(Extracts from a graphics dataset)

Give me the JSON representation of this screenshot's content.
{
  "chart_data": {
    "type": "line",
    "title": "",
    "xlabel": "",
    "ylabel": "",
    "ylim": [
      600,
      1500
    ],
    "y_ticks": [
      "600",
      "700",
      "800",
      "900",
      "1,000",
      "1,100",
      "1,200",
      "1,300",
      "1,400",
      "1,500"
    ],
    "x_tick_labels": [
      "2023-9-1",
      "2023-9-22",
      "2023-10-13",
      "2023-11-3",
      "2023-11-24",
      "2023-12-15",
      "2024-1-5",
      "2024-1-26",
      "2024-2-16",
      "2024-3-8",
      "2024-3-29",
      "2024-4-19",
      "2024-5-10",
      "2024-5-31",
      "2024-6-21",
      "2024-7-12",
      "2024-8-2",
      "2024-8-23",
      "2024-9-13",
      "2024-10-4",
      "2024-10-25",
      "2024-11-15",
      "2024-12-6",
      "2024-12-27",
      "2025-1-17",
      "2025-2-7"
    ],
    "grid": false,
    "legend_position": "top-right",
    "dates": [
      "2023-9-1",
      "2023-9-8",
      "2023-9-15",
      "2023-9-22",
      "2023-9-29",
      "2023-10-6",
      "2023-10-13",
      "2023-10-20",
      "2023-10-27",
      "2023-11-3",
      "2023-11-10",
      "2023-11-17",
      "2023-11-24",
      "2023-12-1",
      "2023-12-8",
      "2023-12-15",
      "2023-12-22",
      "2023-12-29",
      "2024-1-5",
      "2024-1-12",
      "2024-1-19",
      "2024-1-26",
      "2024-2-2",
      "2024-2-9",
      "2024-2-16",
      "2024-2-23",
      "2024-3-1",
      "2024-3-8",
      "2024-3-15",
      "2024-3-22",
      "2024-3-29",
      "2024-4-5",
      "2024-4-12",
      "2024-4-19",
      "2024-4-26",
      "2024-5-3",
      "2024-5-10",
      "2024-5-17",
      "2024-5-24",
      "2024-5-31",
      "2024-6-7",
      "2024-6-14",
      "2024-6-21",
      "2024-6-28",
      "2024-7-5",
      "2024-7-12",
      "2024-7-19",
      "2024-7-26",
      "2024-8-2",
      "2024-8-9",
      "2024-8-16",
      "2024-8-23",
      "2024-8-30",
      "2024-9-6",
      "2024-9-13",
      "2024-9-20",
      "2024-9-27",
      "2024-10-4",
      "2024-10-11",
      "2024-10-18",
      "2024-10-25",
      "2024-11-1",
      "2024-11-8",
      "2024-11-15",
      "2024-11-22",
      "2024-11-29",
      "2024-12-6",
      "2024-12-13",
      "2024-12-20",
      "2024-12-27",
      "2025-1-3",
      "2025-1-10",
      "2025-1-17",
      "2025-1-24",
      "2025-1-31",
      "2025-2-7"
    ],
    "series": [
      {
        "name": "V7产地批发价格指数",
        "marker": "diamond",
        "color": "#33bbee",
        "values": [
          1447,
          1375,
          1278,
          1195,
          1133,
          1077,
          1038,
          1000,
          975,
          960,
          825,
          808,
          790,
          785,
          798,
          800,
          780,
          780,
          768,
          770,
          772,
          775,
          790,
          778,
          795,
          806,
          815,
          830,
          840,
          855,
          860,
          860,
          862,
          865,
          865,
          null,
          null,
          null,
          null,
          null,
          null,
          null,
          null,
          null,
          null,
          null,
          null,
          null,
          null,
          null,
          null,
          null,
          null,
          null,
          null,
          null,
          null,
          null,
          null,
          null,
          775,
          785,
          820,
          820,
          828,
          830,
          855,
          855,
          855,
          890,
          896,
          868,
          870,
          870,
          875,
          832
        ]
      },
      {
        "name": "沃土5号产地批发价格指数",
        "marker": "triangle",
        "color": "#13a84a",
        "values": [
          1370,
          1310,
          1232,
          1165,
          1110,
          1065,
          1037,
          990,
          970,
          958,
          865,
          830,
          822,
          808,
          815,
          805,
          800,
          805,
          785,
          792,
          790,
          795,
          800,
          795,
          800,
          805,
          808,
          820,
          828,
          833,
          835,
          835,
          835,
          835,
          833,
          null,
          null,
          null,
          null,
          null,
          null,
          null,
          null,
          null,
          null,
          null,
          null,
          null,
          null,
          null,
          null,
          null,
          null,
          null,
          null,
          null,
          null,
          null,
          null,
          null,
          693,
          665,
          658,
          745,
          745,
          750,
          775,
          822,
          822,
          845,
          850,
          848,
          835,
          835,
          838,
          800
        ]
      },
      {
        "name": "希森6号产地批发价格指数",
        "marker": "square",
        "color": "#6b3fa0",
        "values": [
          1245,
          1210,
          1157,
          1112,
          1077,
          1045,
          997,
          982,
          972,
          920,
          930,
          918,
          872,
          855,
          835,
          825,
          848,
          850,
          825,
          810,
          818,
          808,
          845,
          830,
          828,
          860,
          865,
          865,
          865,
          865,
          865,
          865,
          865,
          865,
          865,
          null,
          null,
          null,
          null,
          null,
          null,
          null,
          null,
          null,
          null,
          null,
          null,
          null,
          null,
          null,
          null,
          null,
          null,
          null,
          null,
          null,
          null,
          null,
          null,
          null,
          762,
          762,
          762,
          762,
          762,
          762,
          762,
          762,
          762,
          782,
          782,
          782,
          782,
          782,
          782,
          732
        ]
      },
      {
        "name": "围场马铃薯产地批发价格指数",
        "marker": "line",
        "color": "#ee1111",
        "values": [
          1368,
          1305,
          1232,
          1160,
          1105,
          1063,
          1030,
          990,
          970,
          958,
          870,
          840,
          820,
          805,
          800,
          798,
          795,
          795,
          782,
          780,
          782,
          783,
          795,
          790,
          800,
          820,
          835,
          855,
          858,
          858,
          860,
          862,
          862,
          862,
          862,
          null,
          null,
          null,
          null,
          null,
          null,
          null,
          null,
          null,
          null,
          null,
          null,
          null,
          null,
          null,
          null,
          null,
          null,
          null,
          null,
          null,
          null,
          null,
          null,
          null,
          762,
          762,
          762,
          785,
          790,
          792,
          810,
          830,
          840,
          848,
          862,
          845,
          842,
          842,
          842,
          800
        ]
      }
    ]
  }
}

→ Exercise description:
Each record above must be given again exactly.

→ Answer to the exercise:
Give me the JSON representation of this screenshot's content.
{
  "chart_data": {
    "type": "line",
    "title": "",
    "xlabel": "",
    "ylabel": "",
    "ylim": [
      600,
      1500
    ],
    "y_ticks": [
      "600",
      "700",
      "800",
      "900",
      "1,000",
      "1,100",
      "1,200",
      "1,300",
      "1,400",
      "1,500"
    ],
    "x_tick_labels": [
      "2023-9-1",
      "2023-9-22",
      "2023-10-13",
      "2023-11-3",
      "2023-11-24",
      "2023-12-15",
      "2024-1-5",
      "2024-1-26",
      "2024-2-16",
      "2024-3-8",
      "2024-3-29",
      "2024-4-19",
      "2024-5-10",
      "2024-5-31",
      "2024-6-21",
      "2024-7-12",
      "2024-8-2",
      "2024-8-23",
      "2024-9-13",
      "2024-10-4",
      "2024-10-25",
      "2024-11-15",
      "2024-12-6",
      "2024-12-27",
      "2025-1-17",
      "2025-2-7"
    ],
    "grid": false,
    "legend_position": "top-right",
    "dates": [
      "2023-9-1",
      "2023-9-8",
      "2023-9-15",
      "2023-9-22",
      "2023-9-29",
      "2023-10-6",
      "2023-10-13",
      "2023-10-20",
      "2023-10-27",
      "2023-11-3",
      "2023-11-10",
      "2023-11-17",
      "2023-11-24",
      "2023-12-1",
      "2023-12-8",
      "2023-12-15",
      "2023-12-22",
      "2023-12-29",
      "2024-1-5",
      "2024-1-12",
      "2024-1-19",
      "2024-1-26",
      "2024-2-2",
      "2024-2-9",
      "2024-2-16",
      "2024-2-23",
      "2024-3-1",
      "2024-3-8",
      "2024-3-15",
      "2024-3-22",
      "2024-3-29",
      "2024-4-5",
      "2024-4-12",
      "2024-4-19",
      "2024-4-26",
      "2024-5-3",
      "2024-5-10",
      "2024-5-17",
      "2024-5-24",
      "2024-5-31",
      "2024-6-7",
      "2024-6-14",
      "2024-6-21",
      "2024-6-28",
      "2024-7-5",
      "2024-7-12",
      "2024-7-19",
      "2024-7-26",
      "2024-8-2",
      "2024-8-9",
      "2024-8-16",
      "2024-8-23",
      "2024-8-30",
      "2024-9-6",
      "2024-9-13",
      "2024-9-20",
      "2024-9-27",
      "2024-10-4",
      "2024-10-11",
      "2024-10-18",
      "2024-10-25",
      "2024-11-1",
      "2024-11-8",
      "2024-11-15",
      "2024-11-22",
      "2024-11-29",
      "2024-12-6",
      "2024-12-13",
      "2024-12-20",
      "2024-12-27",
      "2025-1-3",
      "2025-1-10",
      "2025-1-17",
      "2025-1-24",
      "2025-1-31",
      "2025-2-7"
    ],
    "series": [
      {
        "name": "V7产地批发价格指数",
        "marker": "diamond",
        "color": "#33bbee",
        "values": [
          1447,
          1375,
          1278,
          1195,
          1133,
          1077,
          1038,
          1000,
          975,
          960,
          825,
          808,
          790,
          785,
          798,
          800,
          780,
          780,
          768,
          770,
          772,
          775,
          790,
          778,
          795,
          806,
          815,
          830,
          840,
          855,
          860,
          860,
          862,
          865,
          865,
          null,
          null,
          null,
          null,
          null,
          null,
          null,
          null,
          null,
          null,
          null,
          null,
          null,
          null,
          null,
          null,
          null,
          null,
          null,
          null,
          null,
          null,
          null,
          null,
          null,
          775,
          785,
          820,
          820,
          828,
          830,
          855,
          855,
          855,
          890,
          896,
          868,
          870,
          870,
          875,
          832
        ]
      },
      {
        "name": "沃土5号产地批发价格指数",
        "marker": "triangle",
        "color": "#13a84a",
        "values": [
          1370,
          1310,
          1232,
          1165,
          1110,
          1065,
          1037,
          990,
          970,
          958,
          865,
          830,
          822,
          808,
          815,
          805,
          800,
          805,
          785,
          792,
          790,
          795,
          800,
          795,
          800,
          805,
          808,
          820,
          828,
          833,
          835,
          835,
          835,
          835,
          833,
          null,
          null,
          null,
          null,
          null,
          null,
          null,
          null,
          null,
          null,
          null,
          null,
          null,
          null,
          null,
          null,
          null,
          null,
          null,
          null,
          null,
          null,
          null,
          null,
          null,
          693,
          665,
          658,
          745,
          745,
          750,
          775,
          822,
          822,
          845,
          850,
          848,
          835,
          835,
          838,
          800
        ]
      },
      {
        "name": "希森6号产地批发价格指数",
        "marker": "square",
        "color": "#6b3fa0",
        "values": [
          1245,
          1210,
          1157,
          1112,
          1077,
          1045,
          997,
          982,
          972,
          920,
          930,
          918,
          872,
          855,
          835,
          825,
          848,
          850,
          825,
          810,
          818,
          808,
          845,
          830,
          828,
          860,
          865,
          865,
          865,
          865,
          865,
          865,
          865,
          865,
          865,
          null,
          null,
          null,
          null,
          null,
          null,
          null,
          null,
          null,
          null,
          null,
          null,
          null,
          null,
          null,
          null,
          null,
          null,
          null,
          null,
          null,
          null,
          null,
          null,
          null,
          762,
          762,
          762,
          762,
          762,
          762,
          762,
          762,
          762,
          782,
          782,
          782,
          782,
          782,
          782,
          732
        ]
      },
      {
        "name": "围场马铃薯产地批发价格指数",
        "marker": "line",
        "color": "#ee1111",
        "values": [
          1368,
          1305,
          1232,
          1160,
          1105,
          1063,
          1030,
          990,
          970,
          958,
          870,
          840,
          820,
          805,
          800,
          798,
          795,
          795,
          782,
          780,
          782,
          783,
          795,
          790,
          800,
          820,
          835,
          855,
          858,
          858,
          860,
          862,
          862,
          862,
          862,
          null,
          null,
          null,
          null,
          null,
          null,
          null,
          null,
          null,
          null,
          null,
          null,
          null,
          null,
          null,
          null,
          null,
          null,
          null,
          null,
          null,
          null,
          null,
          null,
          null,
          762,
          762,
          762,
          785,
          790,
          792,
          810,
          830,
          840,
          848,
          862,
          845,
          842,
          842,
          842,
          800
        ]
      }
    ]
  }
}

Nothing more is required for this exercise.